+++ Listed records
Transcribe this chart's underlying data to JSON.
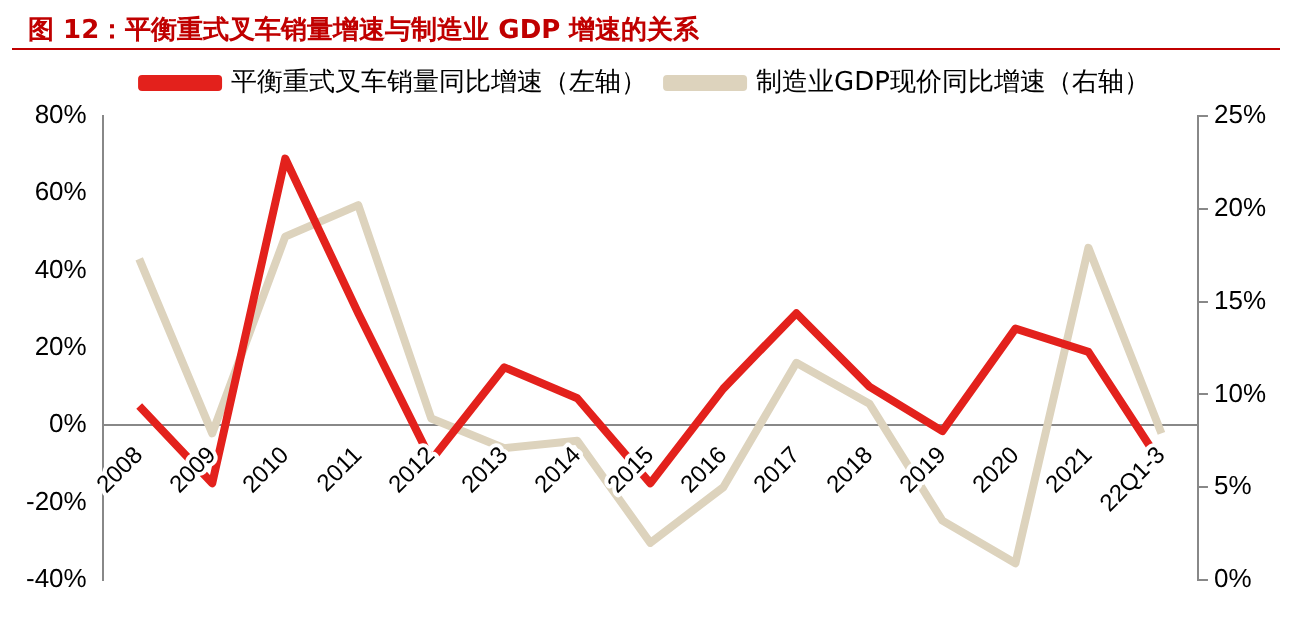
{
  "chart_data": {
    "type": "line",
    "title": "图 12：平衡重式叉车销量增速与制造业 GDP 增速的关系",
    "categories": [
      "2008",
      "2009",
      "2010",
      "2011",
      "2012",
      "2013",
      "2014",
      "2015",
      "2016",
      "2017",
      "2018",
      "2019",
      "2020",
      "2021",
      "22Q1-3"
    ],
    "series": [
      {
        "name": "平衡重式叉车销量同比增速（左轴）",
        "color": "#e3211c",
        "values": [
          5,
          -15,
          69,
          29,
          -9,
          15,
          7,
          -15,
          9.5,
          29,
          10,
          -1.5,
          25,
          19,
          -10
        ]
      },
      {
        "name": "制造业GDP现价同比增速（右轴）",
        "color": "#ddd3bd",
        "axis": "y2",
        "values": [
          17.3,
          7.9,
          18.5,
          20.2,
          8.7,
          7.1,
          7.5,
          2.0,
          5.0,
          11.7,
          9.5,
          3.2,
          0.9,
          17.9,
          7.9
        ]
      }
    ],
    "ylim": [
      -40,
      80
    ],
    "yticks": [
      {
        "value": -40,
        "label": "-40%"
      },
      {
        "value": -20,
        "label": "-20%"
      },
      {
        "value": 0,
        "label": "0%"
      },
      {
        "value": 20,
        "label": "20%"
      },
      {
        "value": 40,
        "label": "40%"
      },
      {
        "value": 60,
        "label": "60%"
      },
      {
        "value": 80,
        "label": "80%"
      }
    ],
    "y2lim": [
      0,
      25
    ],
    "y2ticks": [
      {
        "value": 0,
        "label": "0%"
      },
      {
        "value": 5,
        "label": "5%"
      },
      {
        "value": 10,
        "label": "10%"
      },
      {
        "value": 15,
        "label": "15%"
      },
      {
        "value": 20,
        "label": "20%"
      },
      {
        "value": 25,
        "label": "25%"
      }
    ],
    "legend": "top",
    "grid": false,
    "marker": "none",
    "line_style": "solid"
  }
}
++++++
Required work:
Without including any pictures, print each record exactly.

Written answer:
Transcribe this chart's underlying data to JSON.
{
  "chart_data": {
    "type": "line",
    "title": "图 12：平衡重式叉车销量增速与制造业 GDP 增速的关系",
    "categories": [
      "2008",
      "2009",
      "2010",
      "2011",
      "2012",
      "2013",
      "2014",
      "2015",
      "2016",
      "2017",
      "2018",
      "2019",
      "2020",
      "2021",
      "22Q1-3"
    ],
    "series": [
      {
        "name": "平衡重式叉车销量同比增速（左轴）",
        "color": "#e3211c",
        "values": [
          5,
          -15,
          69,
          29,
          -9,
          15,
          7,
          -15,
          9.5,
          29,
          10,
          -1.5,
          25,
          19,
          -10
        ]
      },
      {
        "name": "制造业GDP现价同比增速（右轴）",
        "color": "#ddd3bd",
        "axis": "y2",
        "values": [
          17.3,
          7.9,
          18.5,
          20.2,
          8.7,
          7.1,
          7.5,
          2.0,
          5.0,
          11.7,
          9.5,
          3.2,
          0.9,
          17.9,
          7.9
        ]
      }
    ],
    "ylim": [
      -40,
      80
    ],
    "yticks": [
      {
        "value": -40,
        "label": "-40%"
      },
      {
        "value": -20,
        "label": "-20%"
      },
      {
        "value": 0,
        "label": "0%"
      },
      {
        "value": 20,
        "label": "20%"
      },
      {
        "value": 40,
        "label": "40%"
      },
      {
        "value": 60,
        "label": "60%"
      },
      {
        "value": 80,
        "label": "80%"
      }
    ],
    "y2lim": [
      0,
      25
    ],
    "y2ticks": [
      {
        "value": 0,
        "label": "0%"
      },
      {
        "value": 5,
        "label": "5%"
      },
      {
        "value": 10,
        "label": "10%"
      },
      {
        "value": 15,
        "label": "15%"
      },
      {
        "value": 20,
        "label": "20%"
      },
      {
        "value": 25,
        "label": "25%"
      }
    ],
    "legend": "top",
    "grid": false,
    "marker": "none",
    "line_style": "solid"
  }
}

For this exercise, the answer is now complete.